TASK BRIEF:
Set down each record exactly as written.

((

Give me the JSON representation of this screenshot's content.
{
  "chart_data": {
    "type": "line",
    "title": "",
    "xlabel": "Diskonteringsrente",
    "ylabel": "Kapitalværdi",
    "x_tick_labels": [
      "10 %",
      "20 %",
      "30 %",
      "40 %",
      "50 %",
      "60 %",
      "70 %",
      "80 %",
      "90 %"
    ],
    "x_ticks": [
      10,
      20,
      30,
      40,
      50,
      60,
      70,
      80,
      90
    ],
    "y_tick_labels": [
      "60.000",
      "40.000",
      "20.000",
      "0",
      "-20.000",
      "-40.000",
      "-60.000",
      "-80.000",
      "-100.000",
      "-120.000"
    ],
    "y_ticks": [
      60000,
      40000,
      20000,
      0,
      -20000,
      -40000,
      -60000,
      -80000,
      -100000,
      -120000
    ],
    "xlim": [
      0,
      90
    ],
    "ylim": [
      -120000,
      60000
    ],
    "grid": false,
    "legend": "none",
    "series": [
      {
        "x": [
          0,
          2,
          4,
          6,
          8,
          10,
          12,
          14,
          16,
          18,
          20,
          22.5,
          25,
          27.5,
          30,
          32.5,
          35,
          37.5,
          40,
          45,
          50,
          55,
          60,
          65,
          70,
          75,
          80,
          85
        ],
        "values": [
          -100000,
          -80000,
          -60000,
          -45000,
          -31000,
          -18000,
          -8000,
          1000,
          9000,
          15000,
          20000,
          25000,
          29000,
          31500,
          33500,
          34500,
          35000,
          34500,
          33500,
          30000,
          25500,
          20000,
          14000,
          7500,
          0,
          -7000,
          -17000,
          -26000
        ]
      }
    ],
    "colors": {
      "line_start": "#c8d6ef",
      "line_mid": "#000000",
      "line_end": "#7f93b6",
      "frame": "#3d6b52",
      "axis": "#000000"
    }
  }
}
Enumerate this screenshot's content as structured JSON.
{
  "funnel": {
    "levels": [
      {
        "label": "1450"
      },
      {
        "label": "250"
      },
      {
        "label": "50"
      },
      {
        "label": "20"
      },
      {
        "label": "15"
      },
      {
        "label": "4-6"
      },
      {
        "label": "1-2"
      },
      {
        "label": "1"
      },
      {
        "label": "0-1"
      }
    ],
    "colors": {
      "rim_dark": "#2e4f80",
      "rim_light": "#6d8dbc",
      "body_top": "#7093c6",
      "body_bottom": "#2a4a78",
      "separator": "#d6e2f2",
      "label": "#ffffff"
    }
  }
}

))

WORKED SOLUTION:
Give me the JSON representation of this screenshot's content.
{
  "chart_data": {
    "type": "line",
    "title": "",
    "xlabel": "Diskonteringsrente",
    "ylabel": "Kapitalværdi",
    "x_tick_labels": [
      "10 %",
      "20 %",
      "30 %",
      "40 %",
      "50 %",
      "60 %",
      "70 %",
      "80 %",
      "90 %"
    ],
    "x_ticks": [
      10,
      20,
      30,
      40,
      50,
      60,
      70,
      80,
      90
    ],
    "y_tick_labels": [
      "60.000",
      "40.000",
      "20.000",
      "0",
      "-20.000",
      "-40.000",
      "-60.000",
      "-80.000",
      "-100.000",
      "-120.000"
    ],
    "y_ticks": [
      60000,
      40000,
      20000,
      0,
      -20000,
      -40000,
      -60000,
      -80000,
      -100000,
      -120000
    ],
    "xlim": [
      0,
      90
    ],
    "ylim": [
      -120000,
      60000
    ],
    "grid": false,
    "legend": "none",
    "series": [
      {
        "x": [
          0,
          2,
          4,
          6,
          8,
          10,
          12,
          14,
          16,
          18,
          20,
          22.5,
          25,
          27.5,
          30,
          32.5,
          35,
          37.5,
          40,
          45,
          50,
          55,
          60,
          65,
          70,
          75,
          80,
          85
        ],
        "values": [
          -100000,
          -80000,
          -60000,
          -45000,
          -31000,
          -18000,
          -8000,
          1000,
          9000,
          15000,
          20000,
          25000,
          29000,
          31500,
          33500,
          34500,
          35000,
          34500,
          33500,
          30000,
          25500,
          20000,
          14000,
          7500,
          0,
          -7000,
          -17000,
          -26000
        ]
      }
    ],
    "colors": {
      "line_start": "#c8d6ef",
      "line_mid": "#000000",
      "line_end": "#7f93b6",
      "frame": "#3d6b52",
      "axis": "#000000"
    }
  }
}
Enumerate this screenshot's content as structured JSON.
{
  "funnel": {
    "levels": [
      {
        "label": "1450"
      },
      {
        "label": "250"
      },
      {
        "label": "50"
      },
      {
        "label": "20"
      },
      {
        "label": "15"
      },
      {
        "label": "4-6"
      },
      {
        "label": "1-2"
      },
      {
        "label": "1"
      },
      {
        "label": "0-1"
      }
    ],
    "colors": {
      "rim_dark": "#2e4f80",
      "rim_light": "#6d8dbc",
      "body_top": "#7093c6",
      "body_bottom": "#2a4a78",
      "separator": "#d6e2f2",
      "label": "#ffffff"
    }
  }
}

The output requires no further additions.